Quoted passage —

In order to provide answers to some of the most puzzling questions about climate change, the IPCC (Intergovernmental Panel for Climate Change) was formed in 1988 by a group of experts from all countries. Its mission is to study and provide neutral data on the causes and consequences of climate change.

The organization issues a report approximately every 5 years, and it is important to note the evolution of scientific certainty as to the influence of human activities on global warming - which in their last report, released in 2014, is estimated to stand at 95%.

In the wake of the organization’s first report, the first global task force was created in 1992 to tackle climate change (the United Nations Framework Convention on Climate Change, UNFCCC), which meets every year for the so-called Conference of the Parties (COP). The COP’s most relevant results since 1992 include:

  • The Kyoto Protocol, signed in Japan on December 11, 1997, while the detailed rules for its implementation were adopted in Marrakech in 2001.

  • It came into force on February 16, 2005, with Russia’s ratification, through which the Protocol met the conditions for its implementation (55 countries whose emissions represent at least 55% of the overall emissions in developed countries).

  • The first compliance period began in 2008 and ended in 2012.

  • The “Doha Amendment to the Kyoto Protocol” was adopted in Doha, Qatar, on December 8, 2012. The amendment includes new commitments for countries listed in the KP’s Annex I (developed countries) which agree to meet the targets for the second compliance period: 2013-2020. Moreover, a negotiation schedule was established for a new climate regime beyond 2020, and the groundwork was laid for the implementation of the second compliance period of the Kyoto Protocol. This process established a schedule for the adoption of a new legally binding agreement, which would come into force in 2015. The Doha schedule determined that the key elements of a negotiation text for a new agreement - to be adopted at the Paris Summit - would be available by the end of 2014.

  • 2013-2020: Second compliance period. Commitment to reduce GHG emissions by 18% (compared to 1990) by the end of 2020. The following industrialized countries have accepted the commitments: Australia, Iceland, European Union, New Zealand, Switzerland, Monaco, Norway; signatory countries in transition to a market economy include: Ukraine, Kazakhstan, Belarus and Croatia. They represent 14% of global GHG emissions.

  • 2020-onwards: New Paris Agreement, comprising mitigation, adaptation, funding, technology development and transfer, capacity building, and transparency of action and support.

Paris Agreement

The Climate Summit in Paris has reached a historic agreement which, while not perfect, has achieved much more than anyone thought possible.

The negotiation of the International Agreement on Climate Change (Paris Agreement) took place in Paris from November 30 to December 12, 2015, when a consensus text, approved by all Parties, was finally reached.

The aim of the agreement is to strengthen the global response to the threat of climate change by establishing a concrete commitment to keep the rise in global average temperature well below 2°C, compared to pre-industrial levels, and to pursue efforts to limit the increase to 1.5°C.

The text consists of two sections: an Agreement with legal force, which includes the obligation to be transparent and to communicate the reduction target each party intends to achieve (these objectives are known as INDC - Intended Nationally Determined Contributions), and a non-binding Decision which details the technical aspects that should be achieved by 2020 in order to implement the agreement that year. In short, most procedural aspects are legally binding (these are included in the Agreement), while substantive elements, including specific INDC

goals, will not be legally binding (these are included in the Decision).

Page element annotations
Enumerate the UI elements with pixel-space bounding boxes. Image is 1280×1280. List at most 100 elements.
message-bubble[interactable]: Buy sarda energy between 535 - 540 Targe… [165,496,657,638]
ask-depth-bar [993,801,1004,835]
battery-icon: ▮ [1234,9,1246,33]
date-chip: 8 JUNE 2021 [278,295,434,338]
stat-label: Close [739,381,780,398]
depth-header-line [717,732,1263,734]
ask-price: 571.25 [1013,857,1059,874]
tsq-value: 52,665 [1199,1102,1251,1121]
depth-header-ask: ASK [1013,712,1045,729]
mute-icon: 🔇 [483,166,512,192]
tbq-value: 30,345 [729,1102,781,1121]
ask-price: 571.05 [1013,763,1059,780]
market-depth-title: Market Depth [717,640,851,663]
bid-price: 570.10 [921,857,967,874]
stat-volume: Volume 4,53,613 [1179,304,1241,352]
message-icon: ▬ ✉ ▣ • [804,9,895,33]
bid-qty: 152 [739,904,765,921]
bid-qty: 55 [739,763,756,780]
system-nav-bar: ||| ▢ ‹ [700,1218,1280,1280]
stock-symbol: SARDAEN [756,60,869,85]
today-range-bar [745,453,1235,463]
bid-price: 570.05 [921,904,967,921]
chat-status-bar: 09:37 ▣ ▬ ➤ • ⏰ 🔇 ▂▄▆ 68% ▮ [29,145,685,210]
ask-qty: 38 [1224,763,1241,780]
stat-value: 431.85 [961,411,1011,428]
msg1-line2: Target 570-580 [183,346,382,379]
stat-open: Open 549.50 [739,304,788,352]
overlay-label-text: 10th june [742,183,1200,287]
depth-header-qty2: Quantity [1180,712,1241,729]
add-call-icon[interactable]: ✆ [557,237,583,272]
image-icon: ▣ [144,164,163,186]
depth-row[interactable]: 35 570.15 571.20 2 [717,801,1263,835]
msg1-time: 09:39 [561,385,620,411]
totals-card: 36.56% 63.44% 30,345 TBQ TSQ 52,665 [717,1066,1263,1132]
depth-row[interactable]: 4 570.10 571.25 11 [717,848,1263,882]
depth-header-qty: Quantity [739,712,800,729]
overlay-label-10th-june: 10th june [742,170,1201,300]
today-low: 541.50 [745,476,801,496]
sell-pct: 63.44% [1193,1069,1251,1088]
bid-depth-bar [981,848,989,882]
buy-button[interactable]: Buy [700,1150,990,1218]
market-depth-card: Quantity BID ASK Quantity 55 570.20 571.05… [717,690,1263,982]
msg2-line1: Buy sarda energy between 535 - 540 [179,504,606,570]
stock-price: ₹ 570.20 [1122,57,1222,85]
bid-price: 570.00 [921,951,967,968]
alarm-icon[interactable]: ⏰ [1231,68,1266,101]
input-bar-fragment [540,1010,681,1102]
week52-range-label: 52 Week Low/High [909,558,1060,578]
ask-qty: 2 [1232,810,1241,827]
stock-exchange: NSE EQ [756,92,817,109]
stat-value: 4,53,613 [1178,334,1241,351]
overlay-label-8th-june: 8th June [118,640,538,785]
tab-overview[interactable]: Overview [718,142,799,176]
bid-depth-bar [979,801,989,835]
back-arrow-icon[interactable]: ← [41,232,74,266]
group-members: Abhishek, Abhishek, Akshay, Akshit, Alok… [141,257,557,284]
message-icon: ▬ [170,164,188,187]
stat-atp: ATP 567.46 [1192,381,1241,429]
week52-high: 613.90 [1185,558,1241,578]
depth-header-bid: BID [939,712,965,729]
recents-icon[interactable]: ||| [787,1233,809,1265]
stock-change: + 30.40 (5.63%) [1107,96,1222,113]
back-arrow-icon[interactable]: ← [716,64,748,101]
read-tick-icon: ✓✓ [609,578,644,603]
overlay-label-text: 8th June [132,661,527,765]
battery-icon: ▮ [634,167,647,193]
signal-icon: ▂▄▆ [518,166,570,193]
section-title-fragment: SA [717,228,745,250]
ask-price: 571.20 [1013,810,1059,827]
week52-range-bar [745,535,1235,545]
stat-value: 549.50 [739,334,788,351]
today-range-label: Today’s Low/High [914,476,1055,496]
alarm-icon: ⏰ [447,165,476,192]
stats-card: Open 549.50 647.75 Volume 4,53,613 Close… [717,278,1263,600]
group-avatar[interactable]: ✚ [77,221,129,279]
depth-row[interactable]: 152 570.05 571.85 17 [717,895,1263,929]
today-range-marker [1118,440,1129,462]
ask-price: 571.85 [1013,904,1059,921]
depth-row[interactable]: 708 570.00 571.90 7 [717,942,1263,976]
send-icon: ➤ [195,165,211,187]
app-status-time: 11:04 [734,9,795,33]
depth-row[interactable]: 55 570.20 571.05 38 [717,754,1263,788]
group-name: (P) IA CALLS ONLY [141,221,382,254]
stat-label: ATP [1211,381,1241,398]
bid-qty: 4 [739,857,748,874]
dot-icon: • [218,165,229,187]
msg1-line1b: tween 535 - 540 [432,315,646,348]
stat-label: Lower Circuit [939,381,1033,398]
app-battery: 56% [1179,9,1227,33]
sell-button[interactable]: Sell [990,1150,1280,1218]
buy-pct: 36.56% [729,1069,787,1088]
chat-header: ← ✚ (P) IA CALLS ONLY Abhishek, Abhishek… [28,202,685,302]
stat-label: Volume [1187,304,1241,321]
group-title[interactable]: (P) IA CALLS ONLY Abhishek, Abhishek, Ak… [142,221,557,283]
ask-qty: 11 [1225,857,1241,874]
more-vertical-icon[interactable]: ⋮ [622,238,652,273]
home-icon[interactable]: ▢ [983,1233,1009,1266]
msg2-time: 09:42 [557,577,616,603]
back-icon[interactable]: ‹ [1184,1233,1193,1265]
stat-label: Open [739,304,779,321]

Task prompt —
How might the passage on climate negotiations and the Paris Agreement go on? Write what follows its final sentence.

Task response —
The agreement contains all the necessary elements to build a global strategy to combat climate change:

Mitigation: More than 190 countries, accounting for 95% of global GHG emissions, have submitted their national contributions (reduction goals). However, the overall balance of such reductions would lead to a temperature increase between 2.7ºC and 3.5ºC, which means that the success of the Paris Agreement depends on getting the Parties to widen the scope of their measures and thus limit the temperature increase to a target of 2° C/1.5° C.

Adaptation: One of the goals of the agreement is to enhance each country’s adaptive capacity and resilience (ability to overcome adversity), thereby reducing their vulnerability to climate change. Each country must periodically submit its Adaptation Plan, with the corresponding priorities and financial needs.

Funding: according to the agreement, developed countries have the legal obligation of providing financial aid to build infrastructure in developing countries, a necessary step to protect the population from the impact of climate change in the world’s most vulnerable countries. Developed countries have agreed to provide the financial aid they had committed to in 2009 (100 billion dollars per year from 2020 onwards).

Technology transfer: Technology transfer was an incentive for developing countries to take part in the first global agreement on climate change back in 1992. Richer countries agreed to promote, finance and transfer technology to developing countries, not only due to their greater contribution to the climate change predicament, but also because of their greater ability to cope with it. This topic, however, has been virtually dormant, and the new agreement reflects that by committing to create a method to streamline such transfer.

The agreement came into force on November 4, after being ratified by more than 55% of the parties, which in turn represent 55% of global GHG emissions.

As far as anthropogenic factors are concerned, the emission of gases containing chlorine and bromine (halogen source gases) is the cause for the depletion of the ozone layer. These gases accumulate in the lower atmosphere and are transported by wind and other air motions.

Once in the stratosphere, due to ultraviolet radiation, these gases quickly undergo chemical reactions and become reactive halogen gases - which, in turn, react with ozone and destroy it (depletion of the ozone layer). Over time, air in the stratosphere returns to the troposphere, bringing along reactive halogen gases which are then deposited on the Earth’s surface by rain and other precipitation. Some industrial processes and consumer products release halogenated substances containing chlorine and bromine atoms, which deplete the ozone layer. In turn, fluorine and iodine, although they are halogen atoms, either remain in chemical forms that do not destroy ozone (such as fluorine) or are, for the most part, eliminated in the atmosphere by natural processes and never reach the stratosphere.

The formation of the ozone hole requires abundant reactive halogen gases, temperatures low enough to form ice clouds or polar stratospheric clouds, isolation of air from other stratospheric regions, and sunlight.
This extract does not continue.